§ **Work instructions**: In your copy, include every line of the listing below exactly but none of the pictures.

(Stored items)
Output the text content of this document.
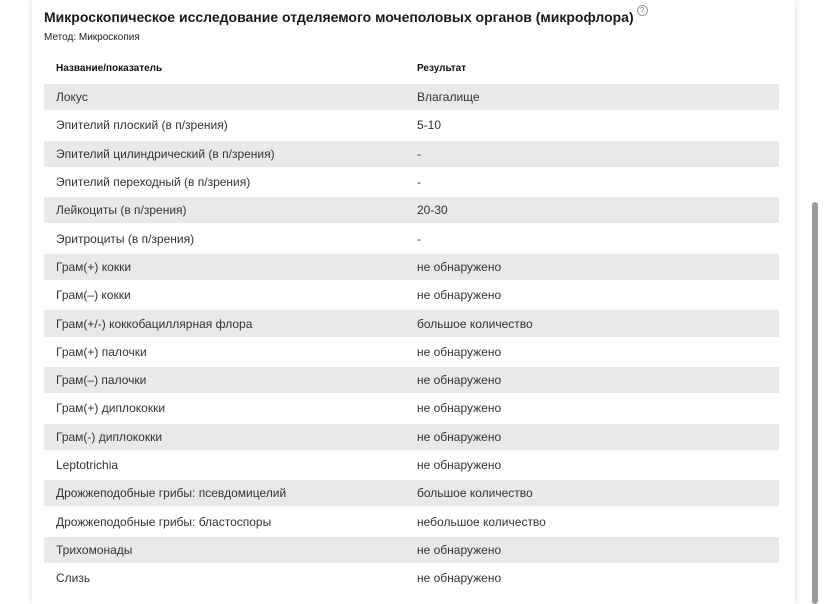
Микроскопическое исследование отделяемого мочеполовых органов (микрофлора) ?
Метод: Микроскопия
Название/показатель	Результат
Локус	Влагалище
Эпителий плоский (в п/зрения)	5-10
Эпителий цилиндрический (в п/зрения)	-
Эпителий переходный (в п/зрения)	-
Лейкоциты (в п/зрения)	20-30
Эритроциты (в п/зрения)	-
Грам(+) кокки	не обнаружено
Грам(–) кокки	не обнаружено
Грам(+/-) коккобациллярная флора	большое количество
Грам(+) палочки	не обнаружено
Грам(–) палочки	не обнаружено
Грам(+) диплококки	не обнаружено
Грам(-) диплококки	не обнаружено
Leptotrichia	не обнаружено
Дрожжеподобные грибы: псевдомицелий	большое количество
Дрожжеподобные грибы: бластоспоры	небольшое количество
Трихомонады	не обнаружено
Слизь	не обнаружено
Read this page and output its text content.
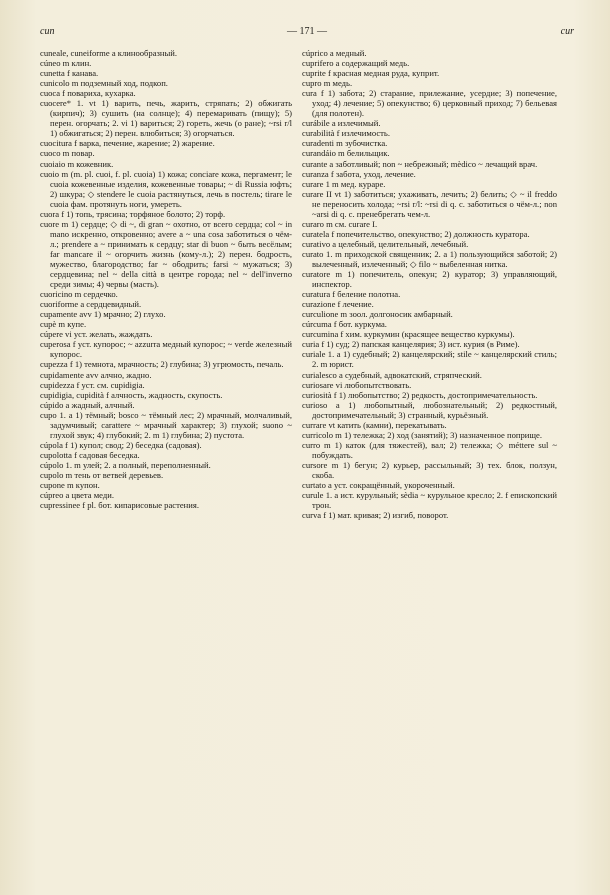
cun	— 171 —	cur

cuneale, cuneiforme a клинообразный.

cúneo m клин.

cunetta f канава.

cunicolo m подземный ход, подкоп.

cuoca f повариха, кухарка.

cuocere* 1. vt 1) варить, печь, жарить, стряпать; 2) обжигать (кирпич); 3) сушить (на солнце); 4) перемаривать (пищу); 5) перен. огорчать; 2. vi 1) вариться; 2) гореть, жечь (о ране); ~rsi r/l 1) обжигаться; 2) перен. влюбиться; 3) огорчаться.

cuocitura f варка, печение, жарение; 2) жарение.

cuoco m повар.

cuoiaio m кожевник.

cuoio m (m. pl. cuoi, f. pl. cuoia) 1) кожа; conciare кожа, пергамент; le cuoia кожевенные изделия, кожевенные товары; ~ di Russia юфть; 2) шкура; ◇ stendere le cuoia растянуться, лечь в постель; tirare le cuoia фам. протянуть ноги, умереть.

cuora f 1) топь, трясина; торфяное болото; 2) торф.

cuore m 1) сердце; ◇ di ~, di gran ~ охотно, от всего сердца; col ~ in mano искренно, откровенно; avere a ~ una cosa заботиться о чём-л.; prendere a ~ принимать к сердцу; star di buon ~ быть весёлым; far mancare il ~ огорчить жизнь (кому-л.); 2) перен. бодрость, мужество, благородство; far ~ ободрить; farsi ~ мужаться; 3) сердцевина; nel ~ della città в центре города; nel ~ dell'inverno среди зимы; 4) червы (масть).

cuoricino m сердечко.

cuoriforme a сердцевидный.

cupamente avv 1) мрачно; 2) глухо.

cupè m купе.

cúpere vi уст. желать, жаждать.

cuperosa f уст. купорос; ~ azzurra медный купорос; ~ verde железный купорос.

cupezza f 1) темнота, мрачность; 2) глубина; 3) угрюмость, печаль.

cupidamente avv алчно, жадно.

cupidezza f уст. см. cupidigia.

cupidigia, cupidità f алчность, жадность, скупость.

cúpido a жадный, алчный.

cupo 1. a 1) тёмный; bosco ~ тёмный лес; 2) мрачный, молчаливый, задумчивый; carattere ~ мрачный характер; 3) глухой; suono ~ глухой звук; 4) глубокий; 2. m 1) глубина; 2) пустота.

cúpola f 1) купол; свод; 2) беседка (садовая).

cupolotta f садовая беседка.

cúpolo 1. m улей; 2. a полный, переполненный.

cupolo m тень от ветвей деревьев.

cupone m купон.

cúpreo a цвета меди.

cupressinee f pl. бот. кипарисовые растения.

cúprico a медный.

cuprifero a содержащий медь.

cuprite f красная медная руда, куприт.

cupro m медь.

cura f 1) забота; 2) старание, прилежание, усердие; 3) попечение, уход; 4) лечение; 5) опекунство; 6) церковный приход; 7) бельевая (для полотен).

curábile a излечимый.

curabilità f излечимость.

curadenti m зубочистка.

curandáio m белильщик.

curante a заботливый; non ~ небрежный; mèdico ~ лечащий врач.

curanza f забота, уход, лечение.

curare 1 m мед. кураре.

curare II vt 1) заботиться; ухаживать, лечить; 2) белить; ◇ ~ il freddo не переносить холода; ~rsi r/l: ~rsi di q. c. заботиться о чём-л.; non ~arsi di q. c. пренебрегать чем-л.

curaro m см. curare I.

curatela f попечительство, опекунство; 2) должность куратора.

curativo a целебный, целительный, лечебный.

curato 1. m приходской священник; 2. a 1) пользующийся заботой; 2) вылеченный, излеченный; ◇ filo ~ выбеленная нитка.

curatore m 1) попечитель, опекун; 2) куратор; 3) управляющий, инспектор.

curatura f беление полотна.

curazione f лечение.

curculione m зоол. долгоносик амбарный.

cúrcuma f бот. куркума.

curcumina f хим. куркумин (красящее вещество куркумы).

curia f 1) суд; 2) папская канцелярия; 3) ист. курия (в Риме).

curiale 1. a 1) судебный; 2) канцелярский; stile ~ канцелярский стиль; 2. m юрист.

curialesco a судебный, адвокатский, стряпческий.

curiosare vi любопытствовать.

curiosità f 1) любопытство; 2) редкость, достопримечательность.

curioso a 1) любопытный, любознательный; 2) редкостный, достопримечательный; 3) странный, курьёзный.

currare vt катить (камни), перекатывать.

curricolo m 1) тележка; 2) ход (занятий); 3) назначенное поприще.

curro m 1) каток (для тяжестей), вал; 2) тележка; ◇ méttere sul ~ побуждать.

cursore m 1) бегун; 2) курьер, рассыльный; 3) тех. блок, ползун, скоба.

curtato a уст. сокращённый, укороченный.

curule 1. a ист. курульный; sèdia ~ курульное кресло; 2. f епископский трон.

curva f 1) мат. кривая; 2) изгиб, поворот.
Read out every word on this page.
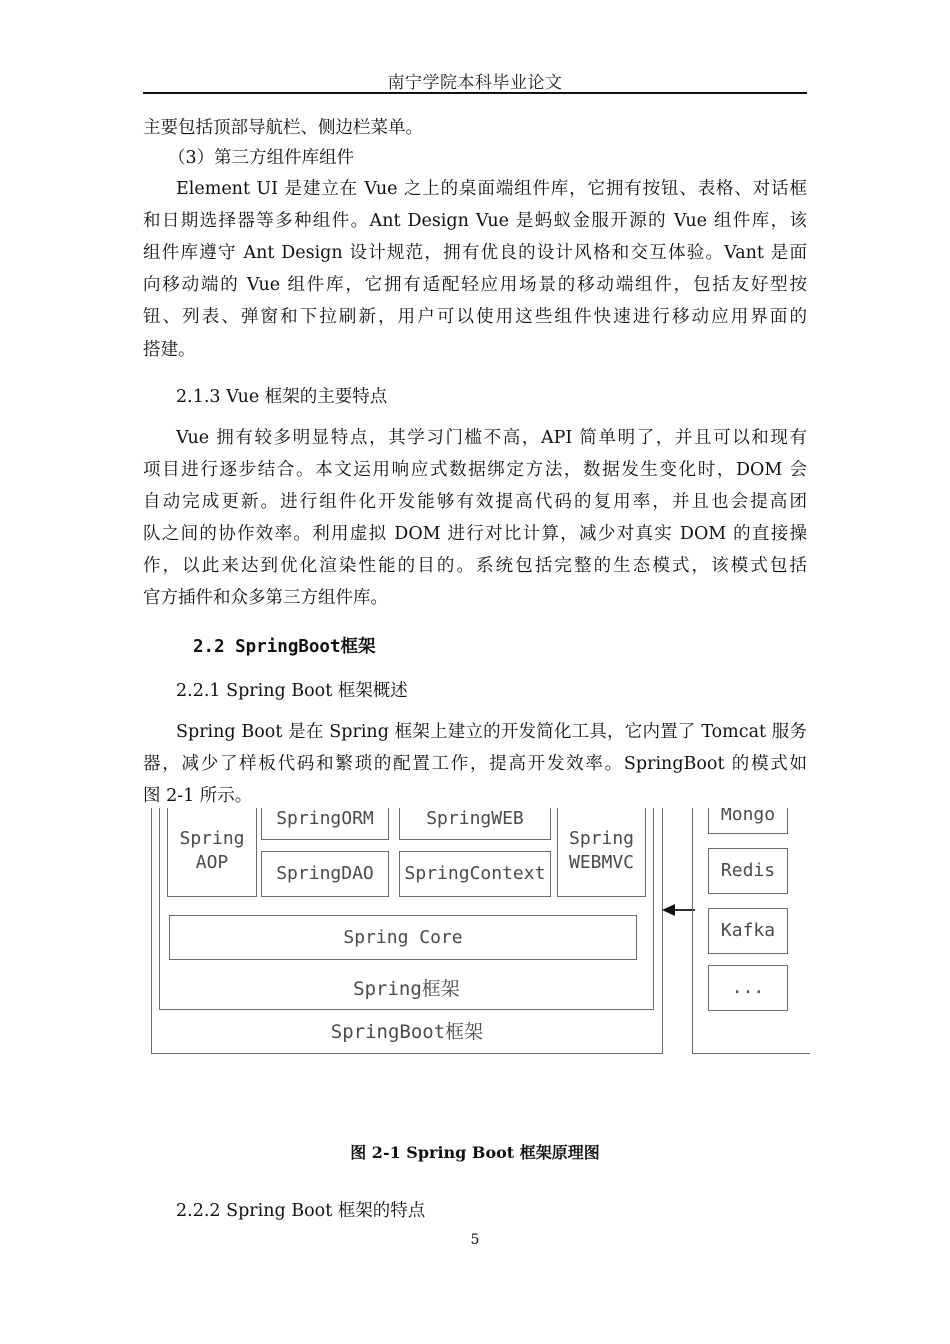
南宁学院本科毕业论文
主要包括顶部导航栏、侧边栏菜单。
（3）第三方组件库组件
Element UI 是建立在 Vue 之上的桌面端组件库，它拥有按钮、表格、对话框
和日期选择器等多种组件。Ant Design Vue 是蚂蚁金服开源的 Vue 组件库，该
组件库遵守 Ant Design 设计规范，拥有优良的设计风格和交互体验。Vant 是面
向移动端的 Vue 组件库，它拥有适配轻应用场景的移动端组件，包括友好型按
钮、列表、弹窗和下拉刷新，用户可以使用这些组件快速进行移动应用界面的
搭建。
2.1.3 Vue 框架的主要特点
Vue 拥有较多明显特点，其学习门槛不高，API 简单明了，并且可以和现有
项目进行逐步结合。本文运用响应式数据绑定方法，数据发生变化时，DOM 会
自动完成更新。进行组件化开发能够有效提高代码的复用率，并且也会提高团
队之间的协作效率。利用虚拟 DOM 进行对比计算，减少对真实 DOM 的直接操
作，以此来达到优化渲染性能的目的。系统包括完整的生态模式，该模式包括
官方插件和众多第三方组件库。
2.2 SpringBoot框架
2.2.1 Spring Boot 框架概述
Spring Boot 是在 Spring 框架上建立的开发简化工具，它内置了 Tomcat 服务
器，减少了样板代码和繁琐的配置工作，提高开发效率。SpringBoot 的模式如
图 2-1 所示。
Spring
AOP
SpringORM	SpringWEB
Spring
WEBMVC
SpringDAO	SpringContext
Spring Core
Spring框架
SpringBoot框架
Mongo
Redis
Kafka
...
图 2-1 Spring Boot 框架原理图
2.2.2 Spring Boot 框架的特点
5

§ **Task response**:
Output the text content of this document.
Микроскопическое исследование отделяемого мочеполовых органов (микрофлора) ?
Метод: Микроскопия
Название/показатель	Результат
Локус	Влагалище
Эпителий плоский (в п/зрения)	5-10
Эпителий цилиндрический (в п/зрения)	-
Эпителий переходный (в п/зрения)	-
Лейкоциты (в п/зрения)	20-30
Эритроциты (в п/зрения)	-
Грам(+) кокки	не обнаружено
Грам(–) кокки	не обнаружено
Грам(+/-) коккобациллярная флора	большое количество
Грам(+) палочки	не обнаружено
Грам(–) палочки	не обнаружено
Грам(+) диплококки	не обнаружено
Грам(-) диплококки	не обнаружено
Leptotrichia	не обнаружено
Дрожжеподобные грибы: псевдомицелий	большое количество
Дрожжеподобные грибы: бластоспоры	небольшое количество
Трихомонады	не обнаружено
Слизь	не обнаружено
Read this page and output its text content.
cun	— 171 —	cur

cuneale, cuneiforme a клинообразный.

cúneo m клин.

cunetta f канава.

cunicolo m подземный ход, подкоп.

cuoca f повариха, кухарка.

cuocere* 1. vt 1) варить, печь, жарить, стряпать; 2) обжигать (кирпич); 3) сушить (на солнце); 4) перемаривать (пищу); 5) перен. огорчать; 2. vi 1) вариться; 2) гореть, жечь (о ране); ~rsi r/l 1) обжигаться; 2) перен. влюбиться; 3) огорчаться.

cuocitura f варка, печение, жарение; 2) жарение.

cuoco m повар.

cuoiaio m кожевник.

cuoio m (m. pl. cuoi, f. pl. cuoia) 1) кожа; conciare кожа, пергамент; le cuoia кожевенные изделия, кожевенные товары; ~ di Russia юфть; 2) шкура; ◇ stendere le cuoia растянуться, лечь в постель; tirare le cuoia фам. протянуть ноги, умереть.

cuora f 1) топь, трясина; торфяное болото; 2) торф.

cuore m 1) сердце; ◇ di ~, di gran ~ охотно, от всего сердца; col ~ in mano искренно, откровенно; avere a ~ una cosa заботиться о чём-л.; prendere a ~ принимать к сердцу; star di buon ~ быть весёлым; far mancare il ~ огорчить жизнь (кому-л.); 2) перен. бодрость, мужество, благородство; far ~ ободрить; farsi ~ мужаться; 3) сердцевина; nel ~ della città в центре города; nel ~ dell'inverno среди зимы; 4) червы (масть).

cuoricino m сердечко.

cuoriforme a сердцевидный.

cupamente avv 1) мрачно; 2) глухо.

cupè m купе.

cúpere vi уст. желать, жаждать.

cuperosa f уст. купорос; ~ azzurra медный купорос; ~ verde железный купорос.

cupezza f 1) темнота, мрачность; 2) глубина; 3) угрюмость, печаль.

cupidamente avv алчно, жадно.

cupidezza f уст. см. cupidigia.

cupidigia, cupidità f алчность, жадность, скупость.

cúpido a жадный, алчный.

cupo 1. a 1) тёмный; bosco ~ тёмный лес; 2) мрачный, молчаливый, задумчивый; carattere ~ мрачный характер; 3) глухой; suono ~ глухой звук; 4) глубокий; 2. m 1) глубина; 2) пустота.

cúpola f 1) купол; свод; 2) беседка (садовая).

cupolotta f садовая беседка.

cúpolo 1. m улей; 2. a полный, переполненный.

cupolo m тень от ветвей деревьев.

cupone m купон.

cúpreo a цвета меди.

cupressinee f pl. бот. кипарисовые растения.

cúprico a медный.

cuprifero a содержащий медь.

cuprite f красная медная руда, куприт.

cupro m медь.

cura f 1) забота; 2) старание, прилежание, усердие; 3) попечение, уход; 4) лечение; 5) опекунство; 6) церковный приход; 7) бельевая (для полотен).

curábile a излечимый.

curabilità f излечимость.

curadenti m зубочистка.

curandáio m белильщик.

curante a заботливый; non ~ небрежный; mèdico ~ лечащий врач.

curanza f забота, уход, лечение.

curare 1 m мед. кураре.

curare II vt 1) заботиться; ухаживать, лечить; 2) белить; ◇ ~ il freddo не переносить холода; ~rsi r/l: ~rsi di q. c. заботиться о чём-л.; non ~arsi di q. c. пренебрегать чем-л.

curaro m см. curare I.

curatela f попечительство, опекунство; 2) должность куратора.

curativo a целебный, целительный, лечебный.

curato 1. m приходской священник; 2. a 1) пользующийся заботой; 2) вылеченный, излеченный; ◇ filo ~ выбеленная нитка.

curatore m 1) попечитель, опекун; 2) куратор; 3) управляющий, инспектор.

curatura f беление полотна.

curazione f лечение.

curculione m зоол. долгоносик амбарный.

cúrcuma f бот. куркума.

curcumina f хим. куркумин (красящее вещество куркумы).

curia f 1) суд; 2) папская канцелярия; 3) ист. курия (в Риме).

curiale 1. a 1) судебный; 2) канцелярский; stile ~ канцелярский стиль; 2. m юрист.

curialesco a судебный, адвокатский, стряпческий.

curiosare vi любопытствовать.

curiosità f 1) любопытство; 2) редкость, достопримечательность.

curioso a 1) любопытный, любознательный; 2) редкостный, достопримечательный; 3) странный, курьёзный.

currare vt катить (камни), перекатывать.

curricolo m 1) тележка; 2) ход (занятий); 3) назначенное поприще.

curro m 1) каток (для тяжестей), вал; 2) тележка; ◇ méttere sul ~ побуждать.

cursore m 1) бегун; 2) курьер, рассыльный; 3) тех. блок, ползун, скоба.

curtato a уст. сокращённый, укороченный.

curule 1. a ист. курульный; sèdia ~ курульное кресло; 2. f епископский трон.

curva f 1) мат. кривая; 2) изгиб, поворот.
Read out every word on this page.
南宁学院本科毕业论文
主要包括顶部导航栏、侧边栏菜单。
（3）第三方组件库组件
Element UI 是建立在 Vue 之上的桌面端组件库，它拥有按钮、表格、对话框
和日期选择器等多种组件。Ant Design Vue 是蚂蚁金服开源的 Vue 组件库，该
组件库遵守 Ant Design 设计规范，拥有优良的设计风格和交互体验。Vant 是面
向移动端的 Vue 组件库，它拥有适配轻应用场景的移动端组件，包括友好型按
钮、列表、弹窗和下拉刷新，用户可以使用这些组件快速进行移动应用界面的
搭建。
2.1.3 Vue 框架的主要特点
Vue 拥有较多明显特点，其学习门槛不高，API 简单明了，并且可以和现有
项目进行逐步结合。本文运用响应式数据绑定方法，数据发生变化时，DOM 会
自动完成更新。进行组件化开发能够有效提高代码的复用率，并且也会提高团
队之间的协作效率。利用虚拟 DOM 进行对比计算，减少对真实 DOM 的直接操
作，以此来达到优化渲染性能的目的。系统包括完整的生态模式，该模式包括
官方插件和众多第三方组件库。
2.2 SpringBoot框架
2.2.1 Spring Boot 框架概述
Spring Boot 是在 Spring 框架上建立的开发简化工具，它内置了 Tomcat 服务
器，减少了样板代码和繁琐的配置工作，提高开发效率。SpringBoot 的模式如
图 2-1 所示。
Spring
AOP
SpringORM	SpringWEB
Spring
WEBMVC
SpringDAO	SpringContext
Spring Core
Spring框架
SpringBoot框架
Mongo
Redis
Kafka
...
图 2-1 Spring Boot 框架原理图
2.2.2 Spring Boot 框架的特点
5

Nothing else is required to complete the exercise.